+++ Data in this exercise

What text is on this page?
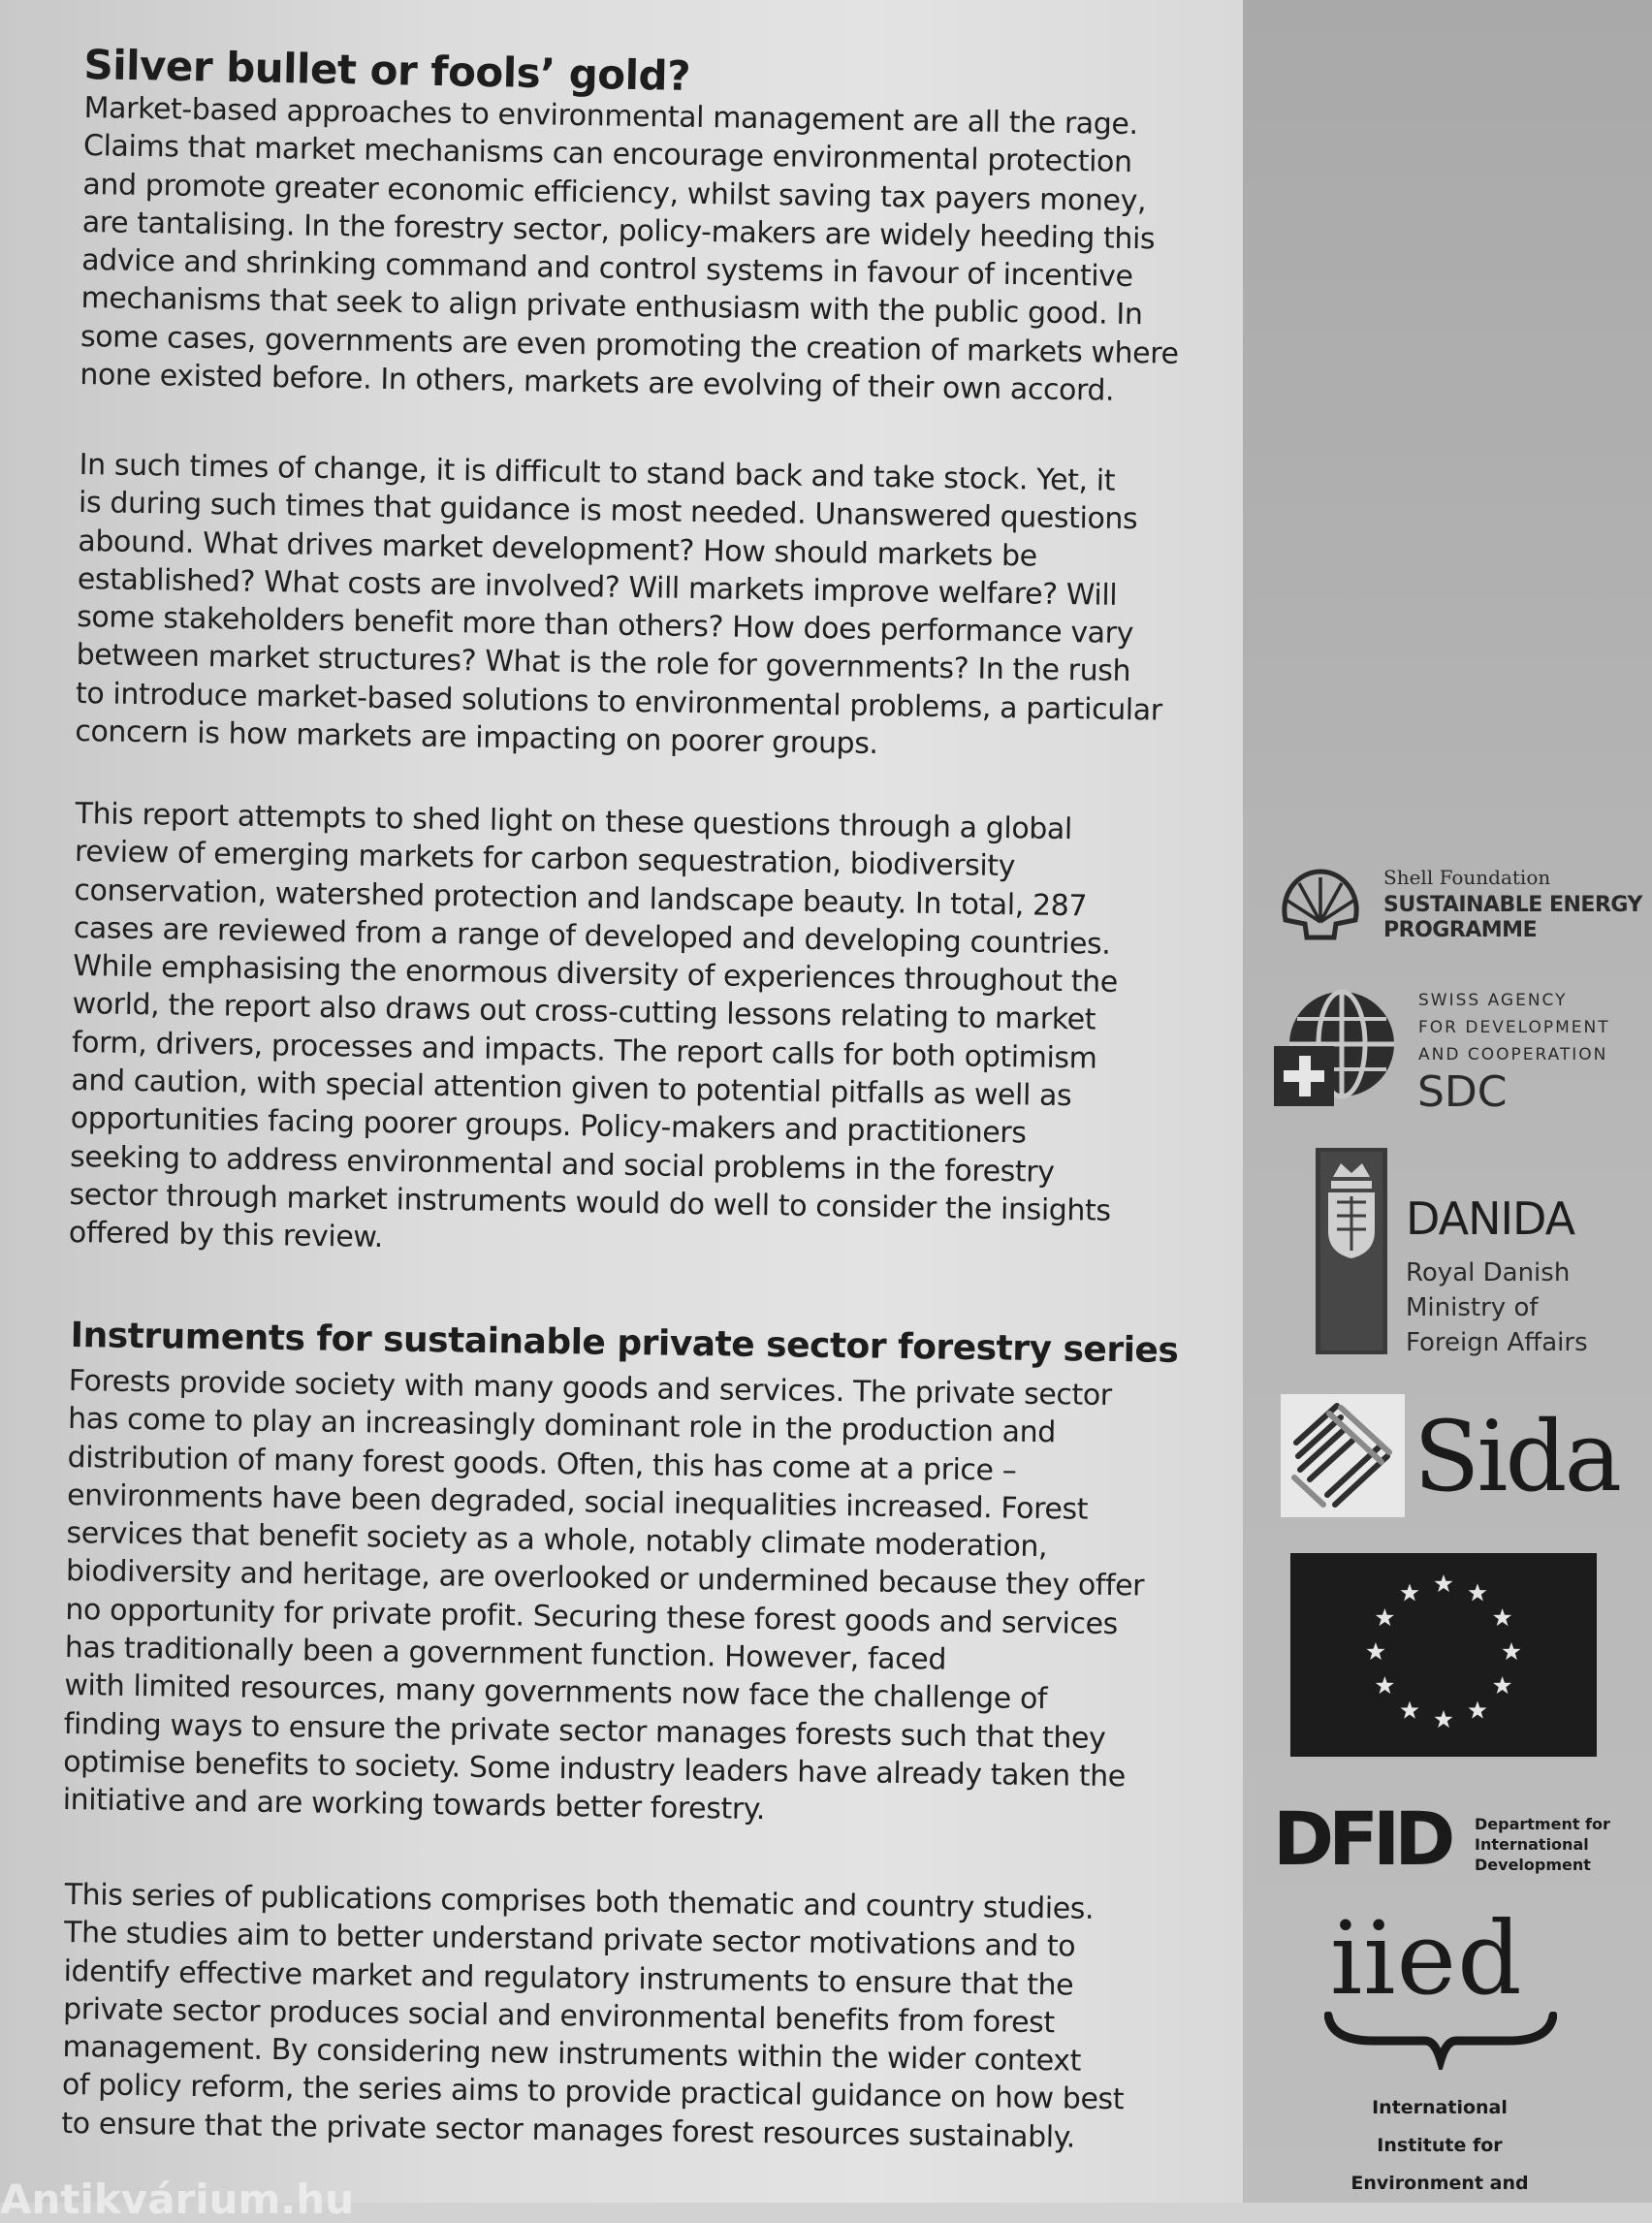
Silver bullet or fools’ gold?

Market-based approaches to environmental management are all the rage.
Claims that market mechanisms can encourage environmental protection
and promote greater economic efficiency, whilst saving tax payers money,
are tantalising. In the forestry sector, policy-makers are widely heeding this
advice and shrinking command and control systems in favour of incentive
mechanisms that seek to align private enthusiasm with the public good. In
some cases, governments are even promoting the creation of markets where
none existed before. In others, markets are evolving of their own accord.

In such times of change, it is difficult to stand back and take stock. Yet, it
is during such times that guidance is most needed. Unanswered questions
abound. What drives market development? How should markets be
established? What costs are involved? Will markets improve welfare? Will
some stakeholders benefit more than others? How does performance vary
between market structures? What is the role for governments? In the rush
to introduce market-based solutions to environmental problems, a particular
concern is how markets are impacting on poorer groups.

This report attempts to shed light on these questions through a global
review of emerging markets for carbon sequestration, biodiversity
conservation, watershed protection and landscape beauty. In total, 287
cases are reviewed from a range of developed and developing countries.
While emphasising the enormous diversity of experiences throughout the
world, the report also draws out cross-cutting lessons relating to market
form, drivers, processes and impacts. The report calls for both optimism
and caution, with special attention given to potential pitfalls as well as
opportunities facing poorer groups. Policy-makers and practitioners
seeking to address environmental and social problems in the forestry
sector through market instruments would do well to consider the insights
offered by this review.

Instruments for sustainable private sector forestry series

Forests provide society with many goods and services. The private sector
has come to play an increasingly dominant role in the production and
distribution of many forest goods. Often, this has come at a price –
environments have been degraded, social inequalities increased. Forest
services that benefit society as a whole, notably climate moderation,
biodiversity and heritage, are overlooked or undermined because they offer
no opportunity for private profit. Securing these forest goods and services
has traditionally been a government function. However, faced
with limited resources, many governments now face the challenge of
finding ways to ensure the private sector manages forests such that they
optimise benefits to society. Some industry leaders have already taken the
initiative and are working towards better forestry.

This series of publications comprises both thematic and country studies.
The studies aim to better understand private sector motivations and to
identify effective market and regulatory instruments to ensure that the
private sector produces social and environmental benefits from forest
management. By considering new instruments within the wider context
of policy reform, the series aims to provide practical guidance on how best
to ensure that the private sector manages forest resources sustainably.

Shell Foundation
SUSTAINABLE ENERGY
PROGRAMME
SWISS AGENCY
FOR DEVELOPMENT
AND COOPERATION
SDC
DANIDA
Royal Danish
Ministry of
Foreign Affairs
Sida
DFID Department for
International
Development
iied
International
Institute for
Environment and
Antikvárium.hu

++++++
+++ Data in this exercise

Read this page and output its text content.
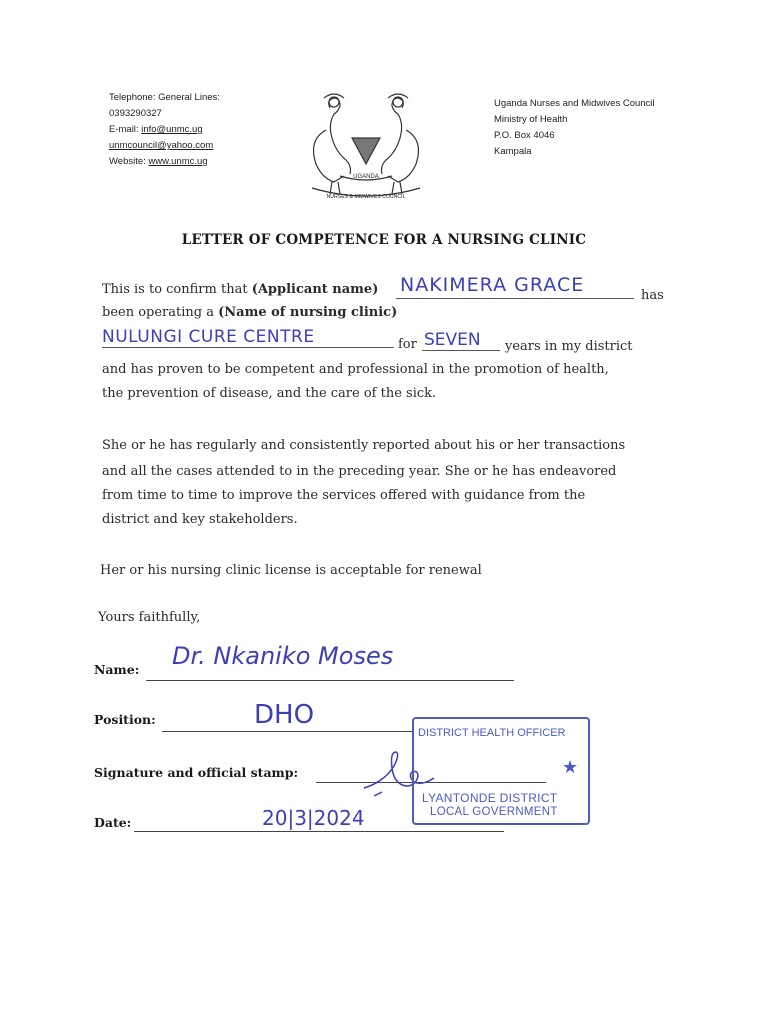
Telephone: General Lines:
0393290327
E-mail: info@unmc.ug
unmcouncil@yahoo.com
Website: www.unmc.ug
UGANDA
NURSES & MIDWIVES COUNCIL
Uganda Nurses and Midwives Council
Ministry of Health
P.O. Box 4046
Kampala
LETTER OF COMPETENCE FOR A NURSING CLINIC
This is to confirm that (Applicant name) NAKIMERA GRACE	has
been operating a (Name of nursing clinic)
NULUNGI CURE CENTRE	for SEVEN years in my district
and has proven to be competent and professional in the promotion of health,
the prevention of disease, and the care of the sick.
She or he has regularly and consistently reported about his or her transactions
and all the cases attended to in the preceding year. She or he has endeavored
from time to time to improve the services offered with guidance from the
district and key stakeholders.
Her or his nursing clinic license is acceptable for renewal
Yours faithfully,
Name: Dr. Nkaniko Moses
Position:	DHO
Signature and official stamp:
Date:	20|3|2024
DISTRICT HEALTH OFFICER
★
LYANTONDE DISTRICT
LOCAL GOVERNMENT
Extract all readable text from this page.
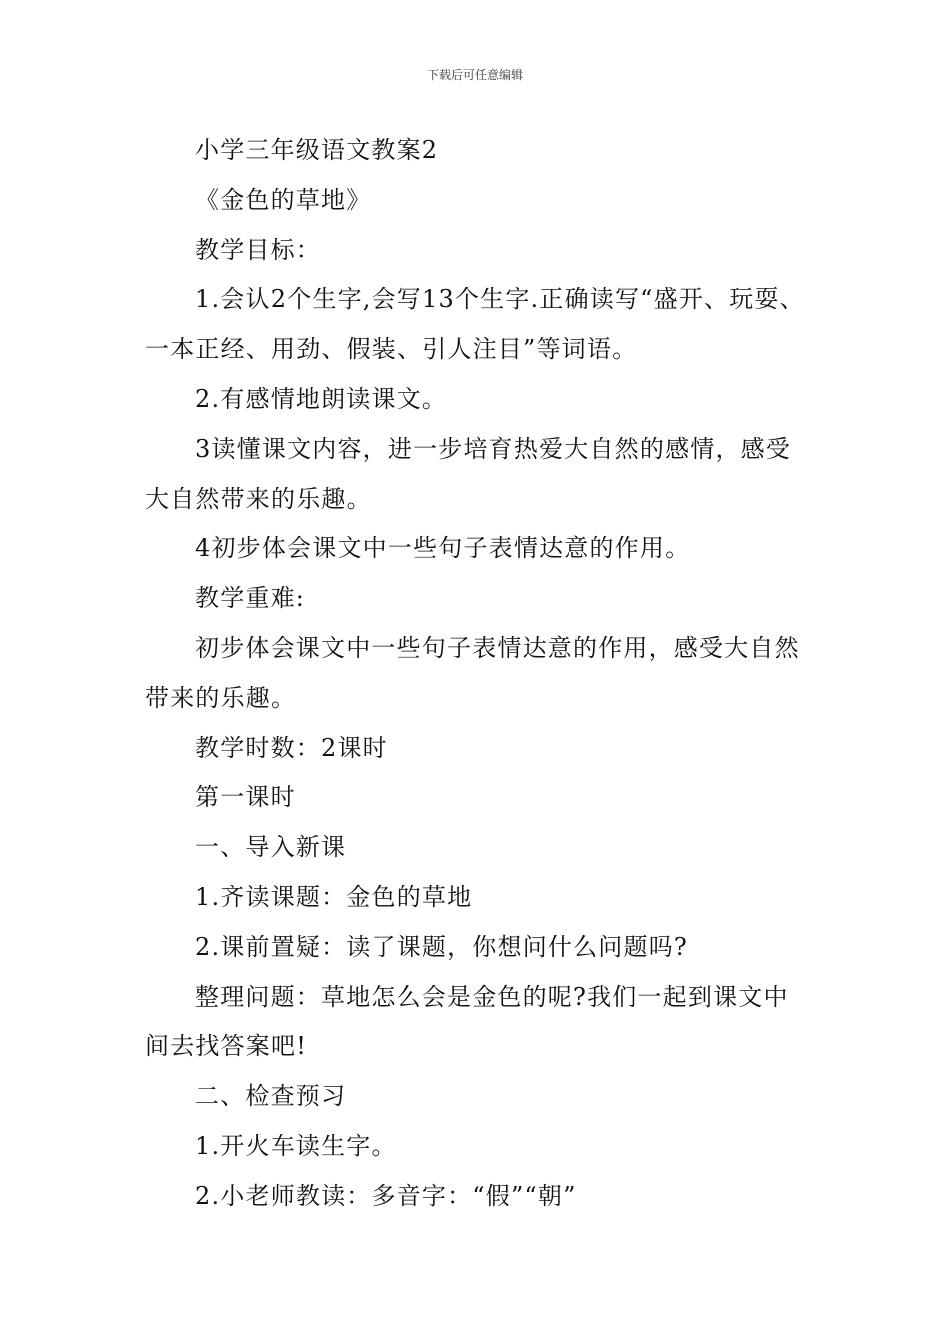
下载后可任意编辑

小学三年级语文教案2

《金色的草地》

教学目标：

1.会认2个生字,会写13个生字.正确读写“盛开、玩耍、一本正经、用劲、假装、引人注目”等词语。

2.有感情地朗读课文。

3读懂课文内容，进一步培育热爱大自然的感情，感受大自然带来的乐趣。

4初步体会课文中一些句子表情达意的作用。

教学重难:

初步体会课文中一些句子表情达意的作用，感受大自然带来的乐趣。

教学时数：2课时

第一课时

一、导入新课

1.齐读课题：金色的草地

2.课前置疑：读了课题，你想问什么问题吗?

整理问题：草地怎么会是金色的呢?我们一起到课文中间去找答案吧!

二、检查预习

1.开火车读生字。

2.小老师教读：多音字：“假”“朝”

++++++
+++ Data in this exercise

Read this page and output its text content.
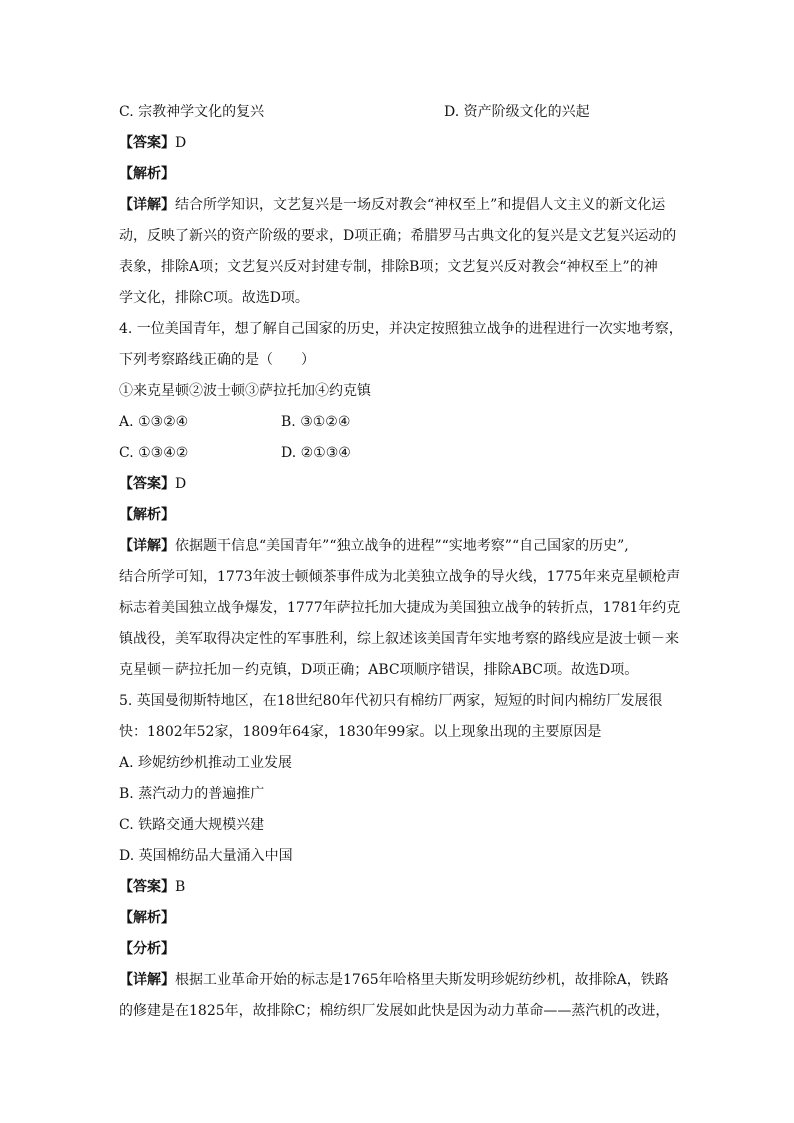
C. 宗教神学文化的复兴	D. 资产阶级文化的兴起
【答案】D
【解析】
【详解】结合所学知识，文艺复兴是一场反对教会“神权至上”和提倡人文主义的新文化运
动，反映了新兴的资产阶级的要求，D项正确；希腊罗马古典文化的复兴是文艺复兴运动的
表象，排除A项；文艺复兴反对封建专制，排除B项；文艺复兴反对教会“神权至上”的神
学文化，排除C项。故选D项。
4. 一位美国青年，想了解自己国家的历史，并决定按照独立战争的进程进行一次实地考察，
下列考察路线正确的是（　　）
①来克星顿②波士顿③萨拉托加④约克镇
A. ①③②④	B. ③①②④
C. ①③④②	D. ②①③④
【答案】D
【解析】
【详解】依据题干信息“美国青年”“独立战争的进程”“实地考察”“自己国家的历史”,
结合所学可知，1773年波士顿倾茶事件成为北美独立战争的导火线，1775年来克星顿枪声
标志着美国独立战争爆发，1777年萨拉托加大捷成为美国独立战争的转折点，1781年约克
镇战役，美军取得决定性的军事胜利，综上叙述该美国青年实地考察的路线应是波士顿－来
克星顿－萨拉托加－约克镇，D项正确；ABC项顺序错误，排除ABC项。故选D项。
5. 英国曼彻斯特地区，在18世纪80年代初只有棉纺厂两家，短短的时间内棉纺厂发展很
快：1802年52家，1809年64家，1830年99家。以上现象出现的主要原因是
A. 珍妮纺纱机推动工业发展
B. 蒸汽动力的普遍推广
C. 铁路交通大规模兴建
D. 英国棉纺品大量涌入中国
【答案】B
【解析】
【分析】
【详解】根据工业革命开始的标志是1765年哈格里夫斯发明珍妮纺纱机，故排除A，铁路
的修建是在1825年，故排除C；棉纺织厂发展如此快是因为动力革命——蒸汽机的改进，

++++++

--- What is asked ---
Identify each line in the entries with the word "such" and copy it.

--- Exercise answer ---
In such times of change, it is difficult to stand back and take stock. Yet, it
is during such times that guidance is most needed. Unanswered questions
finding ways to ensure the private sector manages forests such that they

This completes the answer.